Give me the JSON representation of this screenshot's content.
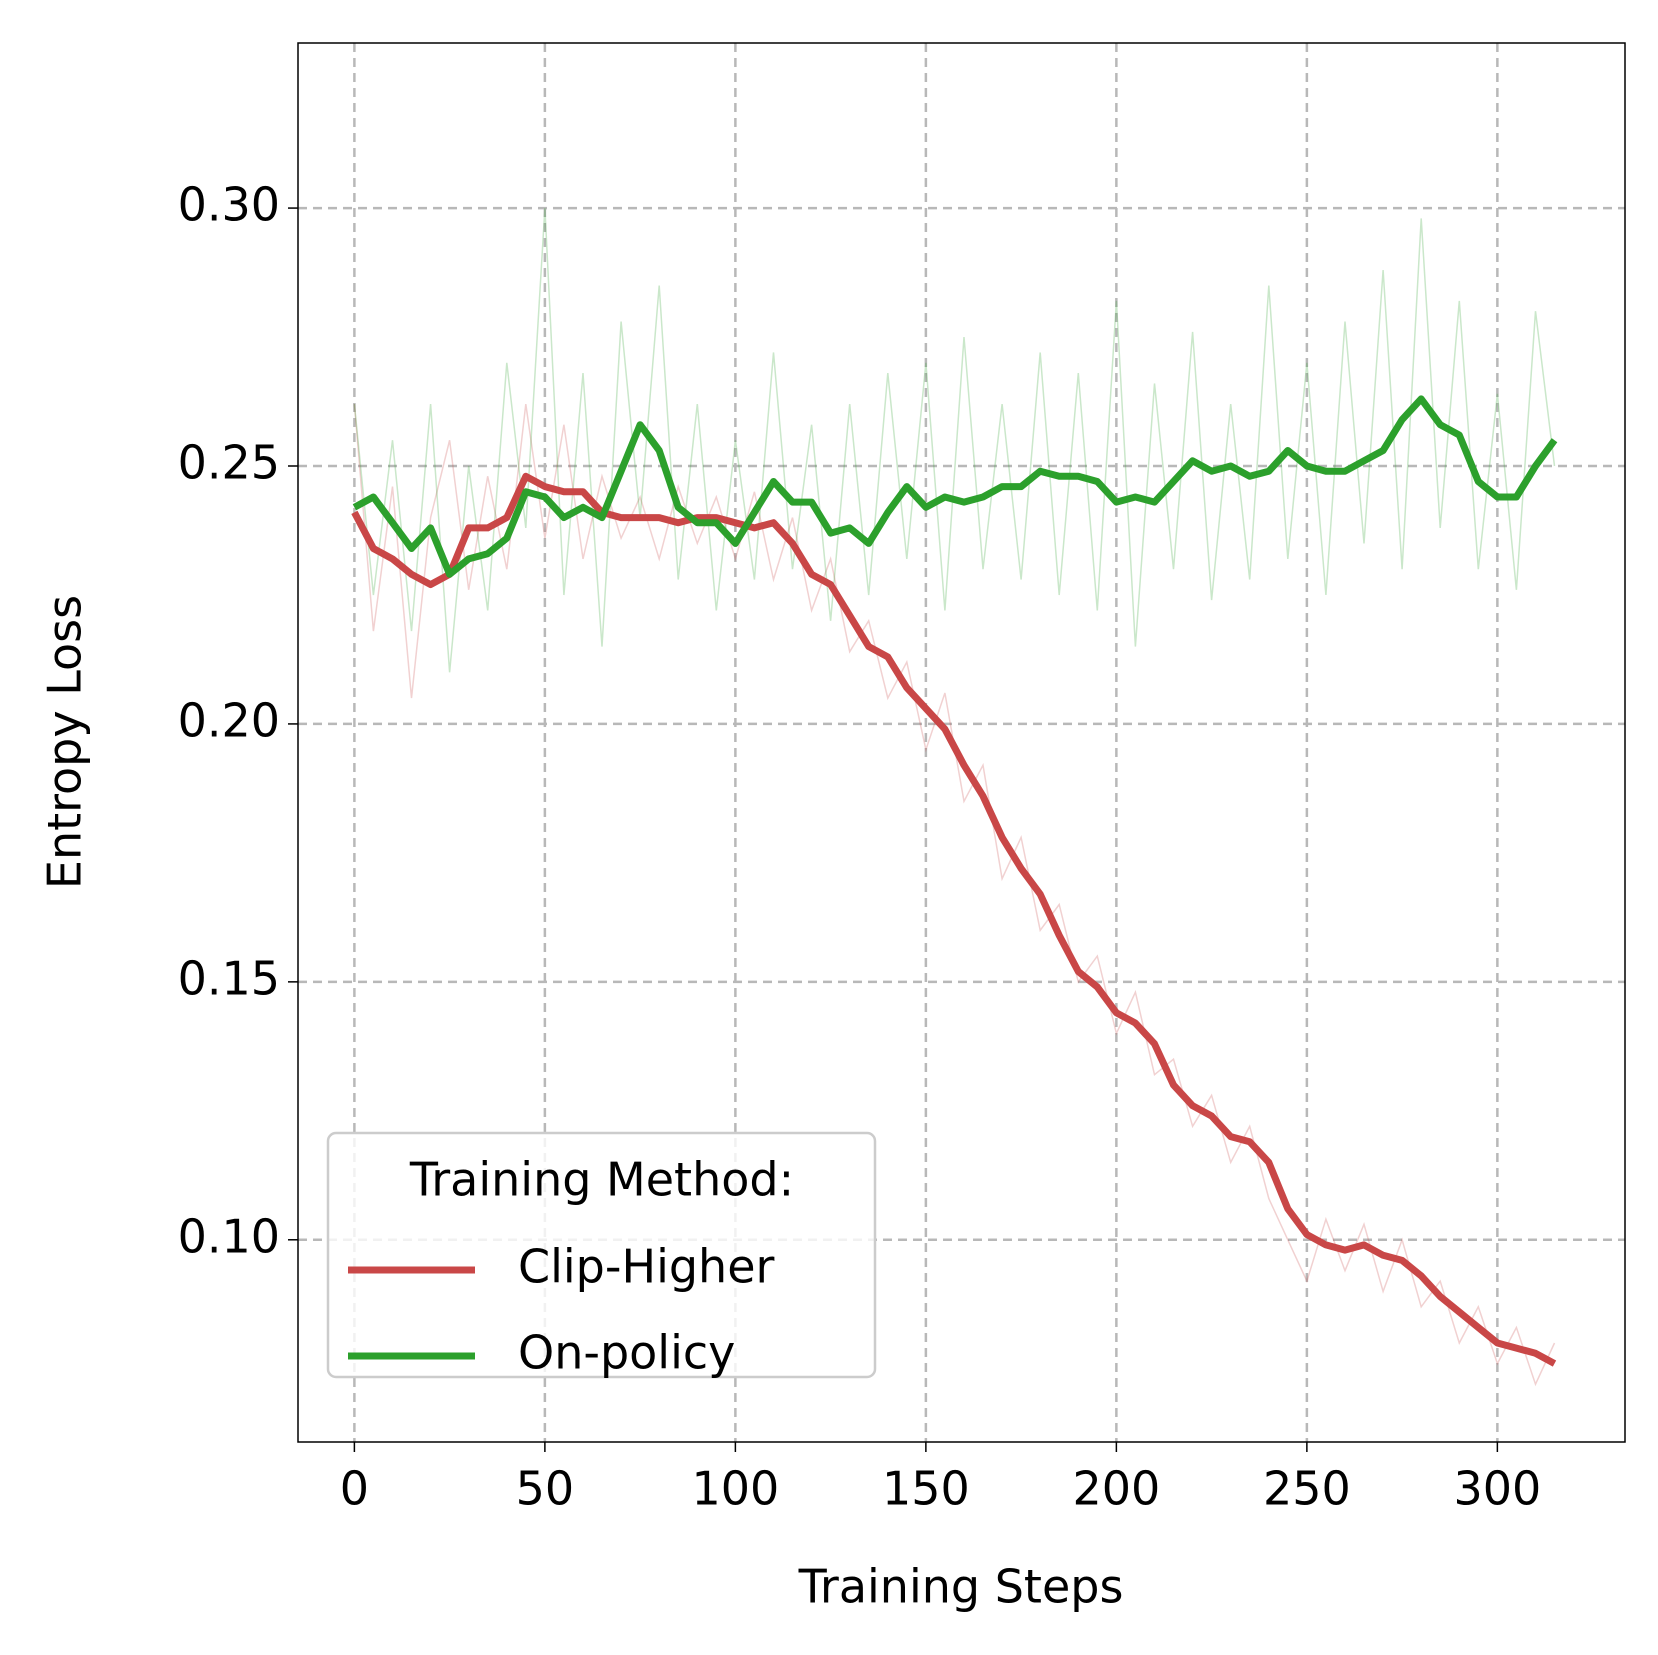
{
  "chart_data": {
    "type": "line",
    "x_label": "Training Steps",
    "y_label": "Entropy Loss",
    "legend_title": "Training Method:",
    "legend": "lower left",
    "grid": true,
    "x": [
      0,
      5,
      10,
      15,
      20,
      25,
      30,
      35,
      40,
      45,
      50,
      55,
      60,
      65,
      70,
      75,
      80,
      85,
      90,
      95,
      100,
      105,
      110,
      115,
      120,
      125,
      130,
      135,
      140,
      145,
      150,
      155,
      160,
      165,
      170,
      175,
      180,
      185,
      190,
      195,
      200,
      205,
      210,
      215,
      220,
      225,
      230,
      235,
      240,
      245,
      250,
      255,
      260,
      265,
      270,
      275,
      280,
      285,
      290,
      295,
      300,
      305,
      310,
      315
    ],
    "series": [
      {
        "name": "Clip-Higher",
        "color": "#c94747",
        "values": [
          0.241,
          0.234,
          0.232,
          0.229,
          0.227,
          0.229,
          0.238,
          0.238,
          0.24,
          0.248,
          0.246,
          0.245,
          0.245,
          0.241,
          0.24,
          0.24,
          0.24,
          0.239,
          0.24,
          0.24,
          0.239,
          0.238,
          0.239,
          0.235,
          0.229,
          0.227,
          0.221,
          0.215,
          0.213,
          0.207,
          0.203,
          0.199,
          0.192,
          0.186,
          0.178,
          0.172,
          0.167,
          0.159,
          0.152,
          0.149,
          0.144,
          0.142,
          0.138,
          0.13,
          0.126,
          0.124,
          0.12,
          0.119,
          0.115,
          0.106,
          0.101,
          0.099,
          0.098,
          0.099,
          0.097,
          0.096,
          0.093,
          0.089,
          0.086,
          0.083,
          0.08,
          0.079,
          0.078,
          0.076
        ],
        "raw_values": [
          0.262,
          0.218,
          0.246,
          0.205,
          0.24,
          0.255,
          0.226,
          0.248,
          0.23,
          0.262,
          0.236,
          0.258,
          0.232,
          0.248,
          0.236,
          0.244,
          0.232,
          0.246,
          0.235,
          0.244,
          0.232,
          0.245,
          0.228,
          0.24,
          0.222,
          0.232,
          0.214,
          0.22,
          0.205,
          0.212,
          0.195,
          0.206,
          0.185,
          0.192,
          0.17,
          0.178,
          0.16,
          0.165,
          0.15,
          0.155,
          0.14,
          0.148,
          0.132,
          0.135,
          0.122,
          0.128,
          0.115,
          0.122,
          0.108,
          0.1,
          0.092,
          0.104,
          0.094,
          0.103,
          0.09,
          0.1,
          0.087,
          0.092,
          0.08,
          0.087,
          0.076,
          0.083,
          0.072,
          0.08
        ]
      },
      {
        "name": "On-policy",
        "color": "#2ca02c",
        "values": [
          0.242,
          0.244,
          0.239,
          0.234,
          0.238,
          0.229,
          0.232,
          0.233,
          0.236,
          0.245,
          0.244,
          0.24,
          0.242,
          0.24,
          0.249,
          0.258,
          0.253,
          0.242,
          0.239,
          0.239,
          0.235,
          0.241,
          0.247,
          0.243,
          0.243,
          0.237,
          0.238,
          0.235,
          0.241,
          0.246,
          0.242,
          0.244,
          0.243,
          0.244,
          0.246,
          0.246,
          0.249,
          0.248,
          0.248,
          0.247,
          0.243,
          0.244,
          0.243,
          0.247,
          0.251,
          0.249,
          0.25,
          0.248,
          0.249,
          0.253,
          0.25,
          0.249,
          0.249,
          0.251,
          0.253,
          0.259,
          0.263,
          0.258,
          0.256,
          0.247,
          0.244,
          0.244,
          0.25,
          0.255
        ],
        "raw_values": [
          0.262,
          0.225,
          0.255,
          0.218,
          0.262,
          0.21,
          0.25,
          0.222,
          0.27,
          0.238,
          0.3,
          0.225,
          0.268,
          0.215,
          0.278,
          0.24,
          0.285,
          0.228,
          0.262,
          0.222,
          0.255,
          0.228,
          0.272,
          0.23,
          0.258,
          0.22,
          0.262,
          0.225,
          0.268,
          0.232,
          0.27,
          0.222,
          0.275,
          0.23,
          0.262,
          0.228,
          0.272,
          0.225,
          0.268,
          0.222,
          0.282,
          0.215,
          0.266,
          0.23,
          0.276,
          0.224,
          0.262,
          0.228,
          0.285,
          0.232,
          0.27,
          0.225,
          0.278,
          0.235,
          0.288,
          0.23,
          0.298,
          0.238,
          0.282,
          0.23,
          0.264,
          0.226,
          0.28,
          0.25
        ]
      }
    ],
    "xlim": [
      -14.8,
      333.5
    ],
    "xticks": [
      0,
      50,
      100,
      150,
      200,
      250,
      300
    ],
    "ylim": [
      0.0608,
      0.332
    ],
    "yticks": [
      {
        "value": 0.1,
        "label": "0.10"
      },
      {
        "value": 0.15,
        "label": "0.15"
      },
      {
        "value": 0.2,
        "label": "0.20"
      },
      {
        "value": 0.25,
        "label": "0.25"
      },
      {
        "value": 0.3,
        "label": "0.30"
      }
    ]
  }
}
....
**EXERCISE DETAILS**
Your copy should match the entries exactly, minus the pictures.

**RESULT FOR THIS EXERCISE**
Give me the JSON representation of this screenshot's content.
{
  "chart_data": {
    "type": "line",
    "x_label": "Training Steps",
    "y_label": "Entropy Loss",
    "legend_title": "Training Method:",
    "legend": "lower left",
    "grid": true,
    "x": [
      0,
      5,
      10,
      15,
      20,
      25,
      30,
      35,
      40,
      45,
      50,
      55,
      60,
      65,
      70,
      75,
      80,
      85,
      90,
      95,
      100,
      105,
      110,
      115,
      120,
      125,
      130,
      135,
      140,
      145,
      150,
      155,
      160,
      165,
      170,
      175,
      180,
      185,
      190,
      195,
      200,
      205,
      210,
      215,
      220,
      225,
      230,
      235,
      240,
      245,
      250,
      255,
      260,
      265,
      270,
      275,
      280,
      285,
      290,
      295,
      300,
      305,
      310,
      315
    ],
    "series": [
      {
        "name": "Clip-Higher",
        "color": "#c94747",
        "values": [
          0.241,
          0.234,
          0.232,
          0.229,
          0.227,
          0.229,
          0.238,
          0.238,
          0.24,
          0.248,
          0.246,
          0.245,
          0.245,
          0.241,
          0.24,
          0.24,
          0.24,
          0.239,
          0.24,
          0.24,
          0.239,
          0.238,
          0.239,
          0.235,
          0.229,
          0.227,
          0.221,
          0.215,
          0.213,
          0.207,
          0.203,
          0.199,
          0.192,
          0.186,
          0.178,
          0.172,
          0.167,
          0.159,
          0.152,
          0.149,
          0.144,
          0.142,
          0.138,
          0.13,
          0.126,
          0.124,
          0.12,
          0.119,
          0.115,
          0.106,
          0.101,
          0.099,
          0.098,
          0.099,
          0.097,
          0.096,
          0.093,
          0.089,
          0.086,
          0.083,
          0.08,
          0.079,
          0.078,
          0.076
        ],
        "raw_values": [
          0.262,
          0.218,
          0.246,
          0.205,
          0.24,
          0.255,
          0.226,
          0.248,
          0.23,
          0.262,
          0.236,
          0.258,
          0.232,
          0.248,
          0.236,
          0.244,
          0.232,
          0.246,
          0.235,
          0.244,
          0.232,
          0.245,
          0.228,
          0.24,
          0.222,
          0.232,
          0.214,
          0.22,
          0.205,
          0.212,
          0.195,
          0.206,
          0.185,
          0.192,
          0.17,
          0.178,
          0.16,
          0.165,
          0.15,
          0.155,
          0.14,
          0.148,
          0.132,
          0.135,
          0.122,
          0.128,
          0.115,
          0.122,
          0.108,
          0.1,
          0.092,
          0.104,
          0.094,
          0.103,
          0.09,
          0.1,
          0.087,
          0.092,
          0.08,
          0.087,
          0.076,
          0.083,
          0.072,
          0.08
        ]
      },
      {
        "name": "On-policy",
        "color": "#2ca02c",
        "values": [
          0.242,
          0.244,
          0.239,
          0.234,
          0.238,
          0.229,
          0.232,
          0.233,
          0.236,
          0.245,
          0.244,
          0.24,
          0.242,
          0.24,
          0.249,
          0.258,
          0.253,
          0.242,
          0.239,
          0.239,
          0.235,
          0.241,
          0.247,
          0.243,
          0.243,
          0.237,
          0.238,
          0.235,
          0.241,
          0.246,
          0.242,
          0.244,
          0.243,
          0.244,
          0.246,
          0.246,
          0.249,
          0.248,
          0.248,
          0.247,
          0.243,
          0.244,
          0.243,
          0.247,
          0.251,
          0.249,
          0.25,
          0.248,
          0.249,
          0.253,
          0.25,
          0.249,
          0.249,
          0.251,
          0.253,
          0.259,
          0.263,
          0.258,
          0.256,
          0.247,
          0.244,
          0.244,
          0.25,
          0.255
        ],
        "raw_values": [
          0.262,
          0.225,
          0.255,
          0.218,
          0.262,
          0.21,
          0.25,
          0.222,
          0.27,
          0.238,
          0.3,
          0.225,
          0.268,
          0.215,
          0.278,
          0.24,
          0.285,
          0.228,
          0.262,
          0.222,
          0.255,
          0.228,
          0.272,
          0.23,
          0.258,
          0.22,
          0.262,
          0.225,
          0.268,
          0.232,
          0.27,
          0.222,
          0.275,
          0.23,
          0.262,
          0.228,
          0.272,
          0.225,
          0.268,
          0.222,
          0.282,
          0.215,
          0.266,
          0.23,
          0.276,
          0.224,
          0.262,
          0.228,
          0.285,
          0.232,
          0.27,
          0.225,
          0.278,
          0.235,
          0.288,
          0.23,
          0.298,
          0.238,
          0.282,
          0.23,
          0.264,
          0.226,
          0.28,
          0.25
        ]
      }
    ],
    "xlim": [
      -14.8,
      333.5
    ],
    "xticks": [
      0,
      50,
      100,
      150,
      200,
      250,
      300
    ],
    "ylim": [
      0.0608,
      0.332
    ],
    "yticks": [
      {
        "value": 0.1,
        "label": "0.10"
      },
      {
        "value": 0.15,
        "label": "0.15"
      },
      {
        "value": 0.2,
        "label": "0.20"
      },
      {
        "value": 0.25,
        "label": "0.25"
      },
      {
        "value": 0.3,
        "label": "0.30"
      }
    ]
  }
}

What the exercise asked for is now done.